§ **Instructions for the task**: Filter the listing below, copying every line in which the word "JSON" appears.
## START Records
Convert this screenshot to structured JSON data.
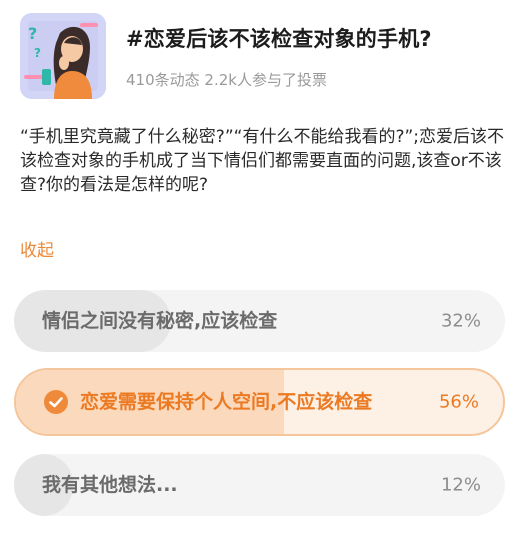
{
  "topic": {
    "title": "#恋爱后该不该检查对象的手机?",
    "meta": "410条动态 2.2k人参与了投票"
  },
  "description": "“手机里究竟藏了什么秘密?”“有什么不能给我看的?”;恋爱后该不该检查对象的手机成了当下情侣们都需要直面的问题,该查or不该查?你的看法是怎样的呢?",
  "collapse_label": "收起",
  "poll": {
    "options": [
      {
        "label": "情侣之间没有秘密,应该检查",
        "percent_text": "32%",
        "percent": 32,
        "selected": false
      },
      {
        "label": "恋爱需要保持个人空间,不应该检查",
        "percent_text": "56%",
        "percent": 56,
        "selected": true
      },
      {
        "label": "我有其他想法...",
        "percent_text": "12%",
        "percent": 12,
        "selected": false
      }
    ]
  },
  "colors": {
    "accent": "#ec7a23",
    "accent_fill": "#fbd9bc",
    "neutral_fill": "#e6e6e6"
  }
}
## END Records
## START Records
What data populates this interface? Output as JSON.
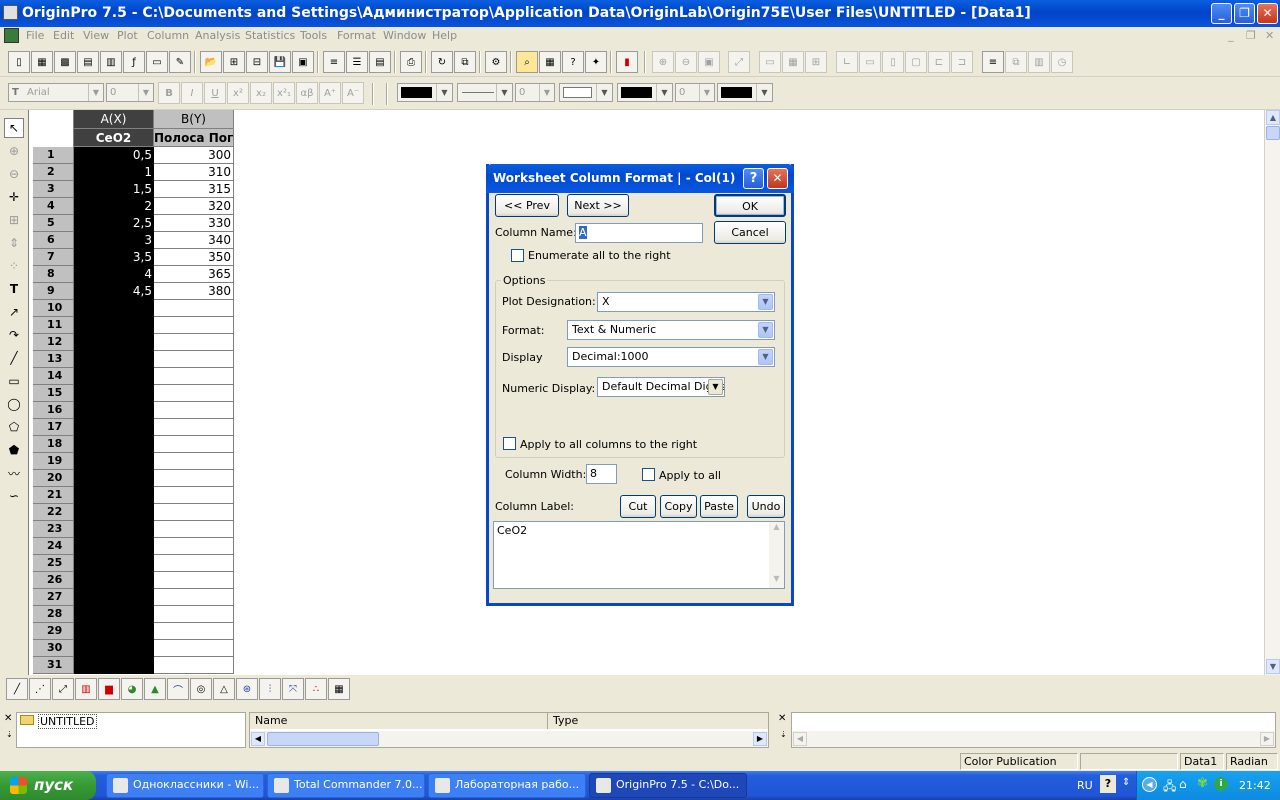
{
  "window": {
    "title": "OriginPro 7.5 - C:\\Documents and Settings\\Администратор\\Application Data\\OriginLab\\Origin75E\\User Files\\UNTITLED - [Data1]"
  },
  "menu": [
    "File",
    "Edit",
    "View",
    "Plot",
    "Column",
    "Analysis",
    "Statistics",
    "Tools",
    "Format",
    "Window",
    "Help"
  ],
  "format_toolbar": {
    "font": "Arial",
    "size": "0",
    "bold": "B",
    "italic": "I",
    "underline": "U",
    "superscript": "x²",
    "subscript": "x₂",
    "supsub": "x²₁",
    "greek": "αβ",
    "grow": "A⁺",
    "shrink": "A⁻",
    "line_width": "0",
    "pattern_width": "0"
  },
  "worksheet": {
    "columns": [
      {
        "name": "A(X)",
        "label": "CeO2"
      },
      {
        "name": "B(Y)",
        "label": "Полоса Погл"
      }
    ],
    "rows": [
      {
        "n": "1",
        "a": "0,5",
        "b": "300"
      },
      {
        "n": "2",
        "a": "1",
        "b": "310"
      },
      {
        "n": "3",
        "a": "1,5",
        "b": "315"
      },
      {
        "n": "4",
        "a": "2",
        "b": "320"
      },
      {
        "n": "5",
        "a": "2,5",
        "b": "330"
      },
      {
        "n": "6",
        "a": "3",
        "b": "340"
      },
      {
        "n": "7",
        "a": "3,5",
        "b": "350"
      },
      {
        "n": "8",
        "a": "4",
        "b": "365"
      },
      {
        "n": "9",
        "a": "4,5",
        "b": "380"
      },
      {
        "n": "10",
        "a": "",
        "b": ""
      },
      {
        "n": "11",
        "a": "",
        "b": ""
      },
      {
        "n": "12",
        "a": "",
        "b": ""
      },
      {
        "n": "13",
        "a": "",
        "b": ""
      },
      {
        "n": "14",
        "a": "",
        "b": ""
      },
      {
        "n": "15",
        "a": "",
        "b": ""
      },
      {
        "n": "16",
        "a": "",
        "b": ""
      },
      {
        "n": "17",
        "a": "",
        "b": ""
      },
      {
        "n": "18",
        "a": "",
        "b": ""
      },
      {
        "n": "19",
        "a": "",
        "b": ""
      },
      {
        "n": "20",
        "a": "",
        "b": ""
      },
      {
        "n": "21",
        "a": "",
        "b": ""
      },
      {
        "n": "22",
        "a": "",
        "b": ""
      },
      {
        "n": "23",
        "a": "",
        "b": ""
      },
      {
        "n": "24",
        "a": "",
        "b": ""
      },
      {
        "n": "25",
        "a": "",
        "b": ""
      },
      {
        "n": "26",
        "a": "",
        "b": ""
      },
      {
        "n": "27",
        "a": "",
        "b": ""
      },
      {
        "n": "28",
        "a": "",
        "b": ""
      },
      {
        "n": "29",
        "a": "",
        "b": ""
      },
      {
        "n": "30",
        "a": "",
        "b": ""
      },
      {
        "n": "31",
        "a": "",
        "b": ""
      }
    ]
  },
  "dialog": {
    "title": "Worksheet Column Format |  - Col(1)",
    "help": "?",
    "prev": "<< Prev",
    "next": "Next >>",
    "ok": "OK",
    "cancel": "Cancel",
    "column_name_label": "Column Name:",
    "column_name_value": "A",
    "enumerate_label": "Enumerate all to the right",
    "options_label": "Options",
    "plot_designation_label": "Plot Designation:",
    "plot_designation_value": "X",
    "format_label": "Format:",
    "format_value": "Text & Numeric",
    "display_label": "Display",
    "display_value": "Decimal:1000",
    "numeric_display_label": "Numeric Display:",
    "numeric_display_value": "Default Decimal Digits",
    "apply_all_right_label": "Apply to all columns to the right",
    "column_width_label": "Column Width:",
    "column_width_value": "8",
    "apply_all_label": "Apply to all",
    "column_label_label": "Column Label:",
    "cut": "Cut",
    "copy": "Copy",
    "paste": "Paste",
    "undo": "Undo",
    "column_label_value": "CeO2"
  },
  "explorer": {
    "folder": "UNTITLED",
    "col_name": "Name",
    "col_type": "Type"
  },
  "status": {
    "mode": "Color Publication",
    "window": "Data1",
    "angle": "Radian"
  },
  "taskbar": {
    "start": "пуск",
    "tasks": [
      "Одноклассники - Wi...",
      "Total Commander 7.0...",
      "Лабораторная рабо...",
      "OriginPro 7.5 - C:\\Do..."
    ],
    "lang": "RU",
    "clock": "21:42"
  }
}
## END Records
§ **Solution**:
Convert this screenshot to structured JSON data.
What data populates this interface? Output as JSON.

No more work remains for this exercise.